GIVEN EXERCISE: Each line that follows is to be retyped exactly.

DATA LINES:
····················

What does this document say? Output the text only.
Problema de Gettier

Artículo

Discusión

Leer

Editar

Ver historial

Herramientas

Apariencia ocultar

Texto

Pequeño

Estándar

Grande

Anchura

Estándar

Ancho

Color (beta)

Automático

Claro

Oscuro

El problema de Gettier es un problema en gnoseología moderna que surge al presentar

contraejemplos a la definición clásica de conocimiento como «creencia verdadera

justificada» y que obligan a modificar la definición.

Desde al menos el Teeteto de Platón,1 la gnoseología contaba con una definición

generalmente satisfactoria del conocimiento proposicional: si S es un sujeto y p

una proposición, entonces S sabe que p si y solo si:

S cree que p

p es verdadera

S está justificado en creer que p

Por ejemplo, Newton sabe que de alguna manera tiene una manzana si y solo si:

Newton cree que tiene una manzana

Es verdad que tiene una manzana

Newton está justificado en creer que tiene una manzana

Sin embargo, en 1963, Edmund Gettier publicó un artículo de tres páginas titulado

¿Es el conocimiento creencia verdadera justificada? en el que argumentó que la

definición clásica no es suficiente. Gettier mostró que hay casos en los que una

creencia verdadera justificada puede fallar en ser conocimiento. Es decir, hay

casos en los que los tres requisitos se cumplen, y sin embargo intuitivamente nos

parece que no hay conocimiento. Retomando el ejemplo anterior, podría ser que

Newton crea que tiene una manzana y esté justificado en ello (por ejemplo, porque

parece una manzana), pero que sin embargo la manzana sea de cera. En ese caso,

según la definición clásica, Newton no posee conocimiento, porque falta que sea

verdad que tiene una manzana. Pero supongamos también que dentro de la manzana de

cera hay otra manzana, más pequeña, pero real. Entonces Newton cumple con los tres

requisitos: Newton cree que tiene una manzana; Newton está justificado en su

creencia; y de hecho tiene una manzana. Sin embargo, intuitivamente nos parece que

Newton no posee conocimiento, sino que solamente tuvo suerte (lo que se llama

····················

SOLUTION TO THIS EXERCISE:
What does this document say? Output the text only.
Problema de Gettier

Artículo

Discusión

Leer

Editar

Ver historial

Herramientas

Apariencia ocultar

Texto

Pequeño

Estándar

Grande

Anchura

Estándar

Ancho

Color (beta)

Automático

Claro

Oscuro

El problema de Gettier es un problema en gnoseología moderna que surge al presentar

contraejemplos a la definición clásica de conocimiento como «creencia verdadera

justificada» y que obligan a modificar la definición.

Desde al menos el Teeteto de Platón,1 la gnoseología contaba con una definición

generalmente satisfactoria del conocimiento proposicional: si S es un sujeto y p

una proposición, entonces S sabe que p si y solo si:

S cree que p

p es verdadera

S está justificado en creer que p

Por ejemplo, Newton sabe que de alguna manera tiene una manzana si y solo si:

Newton cree que tiene una manzana

Es verdad que tiene una manzana

Newton está justificado en creer que tiene una manzana

Sin embargo, en 1963, Edmund Gettier publicó un artículo de tres páginas titulado

¿Es el conocimiento creencia verdadera justificada? en el que argumentó que la

definición clásica no es suficiente. Gettier mostró que hay casos en los que una

creencia verdadera justificada puede fallar en ser conocimiento. Es decir, hay

casos en los que los tres requisitos se cumplen, y sin embargo intuitivamente nos

parece que no hay conocimiento. Retomando el ejemplo anterior, podría ser que

Newton crea que tiene una manzana y esté justificado en ello (por ejemplo, porque

parece una manzana), pero que sin embargo la manzana sea de cera. En ese caso,

según la definición clásica, Newton no posee conocimiento, porque falta que sea

verdad que tiene una manzana. Pero supongamos también que dentro de la manzana de

cera hay otra manzana, más pequeña, pero real. Entonces Newton cumple con los tres

requisitos: Newton cree que tiene una manzana; Newton está justificado en su

creencia; y de hecho tiene una manzana. Sin embargo, intuitivamente nos parece que

Newton no posee conocimiento, sino que solamente tuvo suerte (lo que se llama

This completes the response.